**STATED PROBLEM**
Look below. Copy each line that has "with" in it.

**SUPPLIED MATERIAL**
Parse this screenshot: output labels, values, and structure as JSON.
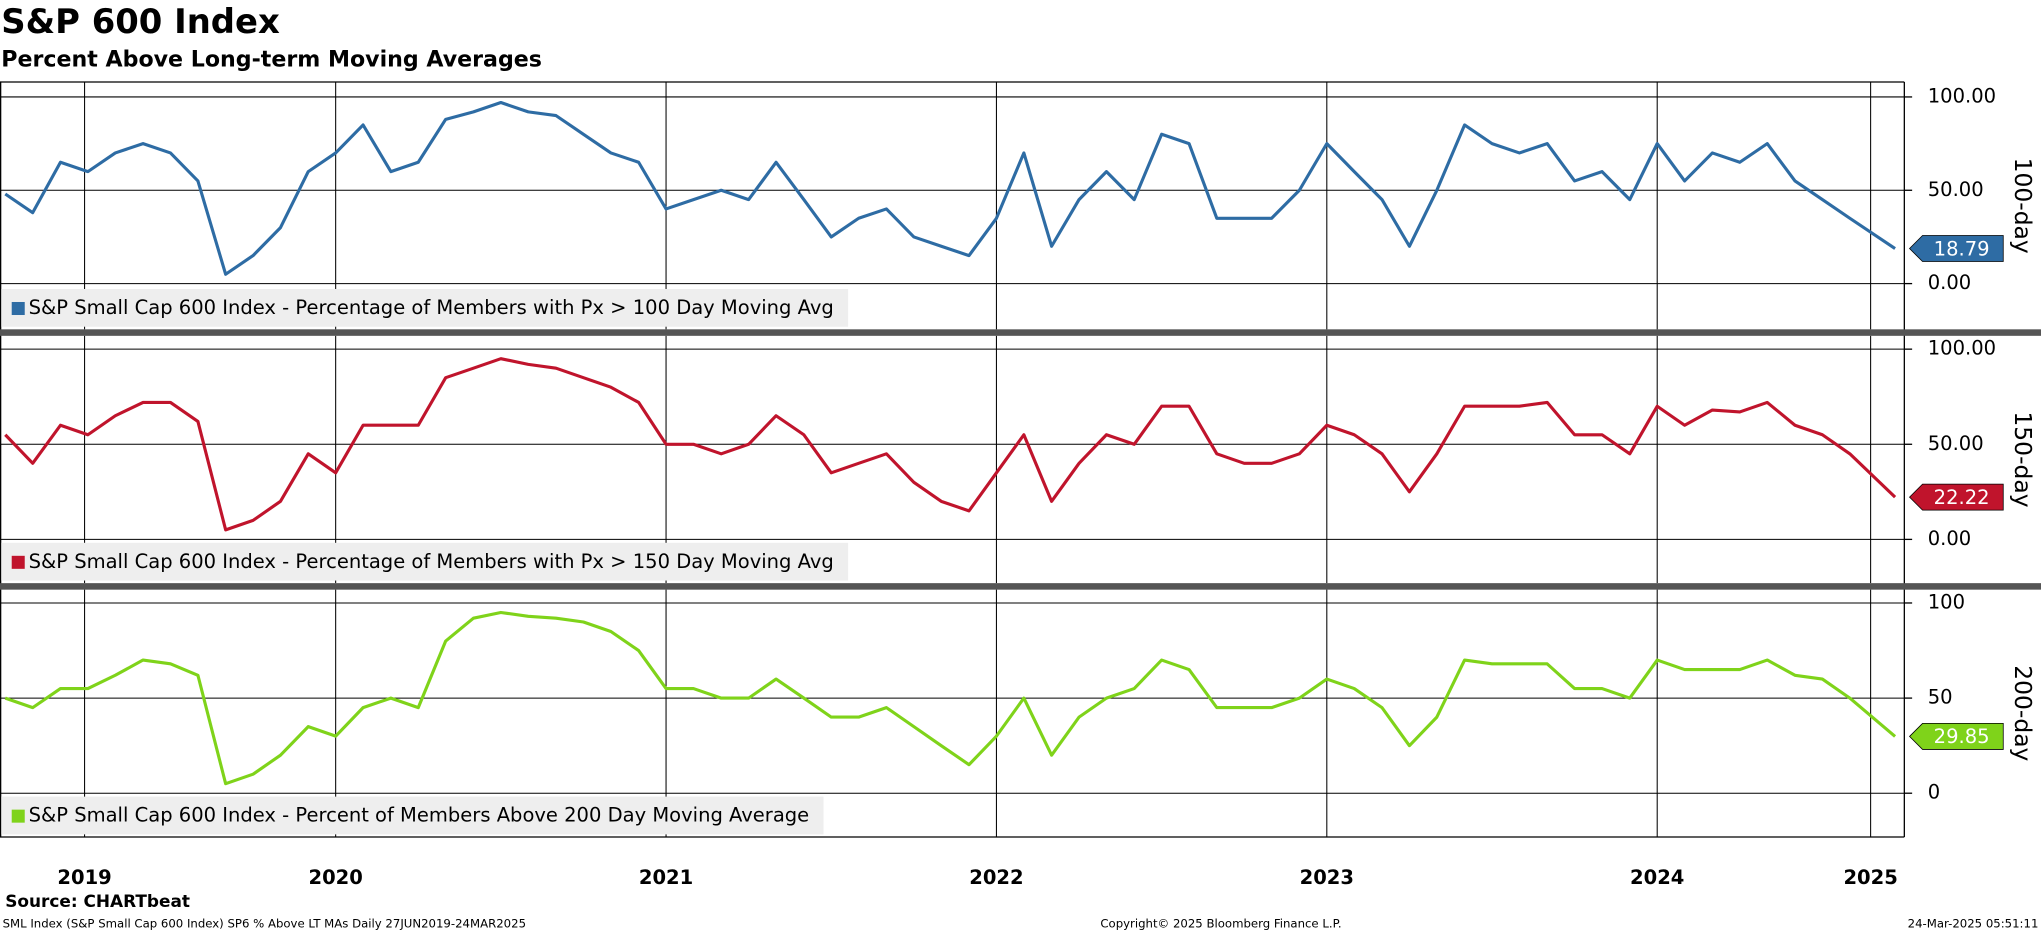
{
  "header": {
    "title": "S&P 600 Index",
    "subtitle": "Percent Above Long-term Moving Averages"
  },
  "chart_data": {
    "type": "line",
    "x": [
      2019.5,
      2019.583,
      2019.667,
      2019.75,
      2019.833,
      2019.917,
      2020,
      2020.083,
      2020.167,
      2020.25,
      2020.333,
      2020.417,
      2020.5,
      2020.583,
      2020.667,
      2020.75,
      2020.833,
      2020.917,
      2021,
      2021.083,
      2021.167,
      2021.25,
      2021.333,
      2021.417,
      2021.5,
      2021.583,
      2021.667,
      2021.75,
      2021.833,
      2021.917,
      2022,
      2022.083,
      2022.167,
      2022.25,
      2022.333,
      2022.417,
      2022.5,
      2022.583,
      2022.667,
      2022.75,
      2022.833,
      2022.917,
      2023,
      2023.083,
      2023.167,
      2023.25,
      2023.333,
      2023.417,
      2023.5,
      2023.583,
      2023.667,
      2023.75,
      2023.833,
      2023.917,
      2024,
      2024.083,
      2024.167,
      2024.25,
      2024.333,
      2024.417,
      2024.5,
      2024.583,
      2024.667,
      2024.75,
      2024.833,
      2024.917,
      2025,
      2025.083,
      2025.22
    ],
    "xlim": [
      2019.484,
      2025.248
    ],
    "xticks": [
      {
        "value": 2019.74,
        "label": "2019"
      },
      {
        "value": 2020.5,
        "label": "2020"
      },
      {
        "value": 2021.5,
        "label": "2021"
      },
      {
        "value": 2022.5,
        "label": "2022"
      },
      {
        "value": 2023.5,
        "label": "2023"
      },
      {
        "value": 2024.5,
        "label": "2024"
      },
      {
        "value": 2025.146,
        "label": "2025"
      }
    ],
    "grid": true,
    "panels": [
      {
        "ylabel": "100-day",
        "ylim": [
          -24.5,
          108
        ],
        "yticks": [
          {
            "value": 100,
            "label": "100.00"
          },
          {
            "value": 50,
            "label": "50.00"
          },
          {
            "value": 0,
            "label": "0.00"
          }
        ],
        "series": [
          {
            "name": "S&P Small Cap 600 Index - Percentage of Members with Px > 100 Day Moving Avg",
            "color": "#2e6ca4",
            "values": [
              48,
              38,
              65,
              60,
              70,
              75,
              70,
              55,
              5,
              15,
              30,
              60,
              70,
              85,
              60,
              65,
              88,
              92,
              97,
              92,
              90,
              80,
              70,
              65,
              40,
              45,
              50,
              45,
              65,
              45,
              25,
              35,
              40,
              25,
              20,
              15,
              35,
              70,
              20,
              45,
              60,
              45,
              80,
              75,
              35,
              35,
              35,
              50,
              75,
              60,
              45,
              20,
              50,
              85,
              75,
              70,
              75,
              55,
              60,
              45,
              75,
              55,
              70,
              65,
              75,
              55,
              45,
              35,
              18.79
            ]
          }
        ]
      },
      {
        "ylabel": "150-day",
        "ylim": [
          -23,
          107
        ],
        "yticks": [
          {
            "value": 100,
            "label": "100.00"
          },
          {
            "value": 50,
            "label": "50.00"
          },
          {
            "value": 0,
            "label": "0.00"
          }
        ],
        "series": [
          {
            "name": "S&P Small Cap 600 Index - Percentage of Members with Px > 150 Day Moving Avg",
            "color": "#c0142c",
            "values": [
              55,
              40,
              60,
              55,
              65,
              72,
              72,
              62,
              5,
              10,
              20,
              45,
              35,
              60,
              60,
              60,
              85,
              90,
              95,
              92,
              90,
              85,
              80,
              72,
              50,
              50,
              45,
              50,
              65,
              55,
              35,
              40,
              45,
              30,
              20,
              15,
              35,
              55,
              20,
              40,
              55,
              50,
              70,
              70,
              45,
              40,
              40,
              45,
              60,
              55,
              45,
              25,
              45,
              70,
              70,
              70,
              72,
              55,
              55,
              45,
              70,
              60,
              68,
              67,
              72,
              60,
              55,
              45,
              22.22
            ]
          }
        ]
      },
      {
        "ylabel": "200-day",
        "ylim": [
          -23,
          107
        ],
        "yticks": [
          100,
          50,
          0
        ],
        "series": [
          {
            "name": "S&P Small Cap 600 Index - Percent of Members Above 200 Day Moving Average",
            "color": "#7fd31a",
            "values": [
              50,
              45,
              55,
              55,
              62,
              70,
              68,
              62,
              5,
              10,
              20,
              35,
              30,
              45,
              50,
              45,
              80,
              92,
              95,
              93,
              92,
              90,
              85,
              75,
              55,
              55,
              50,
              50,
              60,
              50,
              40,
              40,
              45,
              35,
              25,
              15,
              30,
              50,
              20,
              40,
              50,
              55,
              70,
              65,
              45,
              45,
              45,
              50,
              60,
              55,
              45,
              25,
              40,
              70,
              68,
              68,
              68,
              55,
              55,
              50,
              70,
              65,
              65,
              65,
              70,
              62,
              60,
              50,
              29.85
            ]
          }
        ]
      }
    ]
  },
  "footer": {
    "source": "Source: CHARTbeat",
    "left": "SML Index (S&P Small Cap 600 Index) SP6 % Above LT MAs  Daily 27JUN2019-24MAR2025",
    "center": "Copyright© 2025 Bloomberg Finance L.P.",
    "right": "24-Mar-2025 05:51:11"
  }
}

---

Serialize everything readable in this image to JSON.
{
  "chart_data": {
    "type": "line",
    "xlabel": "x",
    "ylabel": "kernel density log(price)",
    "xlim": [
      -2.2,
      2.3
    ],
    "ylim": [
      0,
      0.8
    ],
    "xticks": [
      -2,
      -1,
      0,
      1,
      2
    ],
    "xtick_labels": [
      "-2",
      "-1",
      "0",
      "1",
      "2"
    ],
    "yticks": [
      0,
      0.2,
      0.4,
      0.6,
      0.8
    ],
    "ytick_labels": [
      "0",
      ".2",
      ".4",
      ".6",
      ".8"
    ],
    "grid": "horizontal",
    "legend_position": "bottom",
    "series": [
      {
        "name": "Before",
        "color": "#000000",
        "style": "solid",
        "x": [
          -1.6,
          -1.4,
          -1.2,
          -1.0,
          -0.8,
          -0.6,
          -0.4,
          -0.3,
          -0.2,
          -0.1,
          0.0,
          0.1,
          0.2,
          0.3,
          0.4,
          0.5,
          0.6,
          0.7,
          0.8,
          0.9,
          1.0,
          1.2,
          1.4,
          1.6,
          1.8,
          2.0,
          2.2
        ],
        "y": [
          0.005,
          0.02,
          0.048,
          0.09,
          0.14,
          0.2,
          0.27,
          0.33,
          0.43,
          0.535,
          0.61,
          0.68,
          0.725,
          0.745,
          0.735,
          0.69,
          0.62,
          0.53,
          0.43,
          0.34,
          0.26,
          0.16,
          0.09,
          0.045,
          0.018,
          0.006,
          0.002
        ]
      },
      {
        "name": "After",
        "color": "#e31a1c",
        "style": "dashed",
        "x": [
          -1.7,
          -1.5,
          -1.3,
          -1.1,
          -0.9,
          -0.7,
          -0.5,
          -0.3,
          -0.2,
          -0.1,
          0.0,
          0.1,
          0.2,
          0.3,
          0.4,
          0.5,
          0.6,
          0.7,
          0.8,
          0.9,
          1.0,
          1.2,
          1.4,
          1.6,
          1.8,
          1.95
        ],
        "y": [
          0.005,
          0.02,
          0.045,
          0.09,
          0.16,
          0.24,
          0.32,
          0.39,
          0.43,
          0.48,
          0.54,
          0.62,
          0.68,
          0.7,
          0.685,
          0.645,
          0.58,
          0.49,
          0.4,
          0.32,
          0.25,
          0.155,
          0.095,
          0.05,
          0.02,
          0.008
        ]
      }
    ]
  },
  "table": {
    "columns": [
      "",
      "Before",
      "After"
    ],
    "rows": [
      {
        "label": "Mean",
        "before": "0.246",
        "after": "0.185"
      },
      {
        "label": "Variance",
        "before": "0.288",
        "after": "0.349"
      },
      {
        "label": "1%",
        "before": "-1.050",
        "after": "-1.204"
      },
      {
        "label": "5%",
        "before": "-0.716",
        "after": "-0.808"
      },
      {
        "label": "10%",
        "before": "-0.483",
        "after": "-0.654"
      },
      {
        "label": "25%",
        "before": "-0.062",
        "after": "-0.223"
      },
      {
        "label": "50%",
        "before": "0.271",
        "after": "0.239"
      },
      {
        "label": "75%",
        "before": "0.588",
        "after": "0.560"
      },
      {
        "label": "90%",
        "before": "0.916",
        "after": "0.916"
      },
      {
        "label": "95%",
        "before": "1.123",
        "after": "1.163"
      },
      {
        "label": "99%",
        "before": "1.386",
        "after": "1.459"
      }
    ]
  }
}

**RESPONSE TO THIS TASK**
            "name": "S&P Small Cap 600 Index - Percentage of Members with Px > 100 Day Moving Avg",
            "name": "S&P Small Cap 600 Index - Percentage of Members with Px > 150 Day Moving Avg",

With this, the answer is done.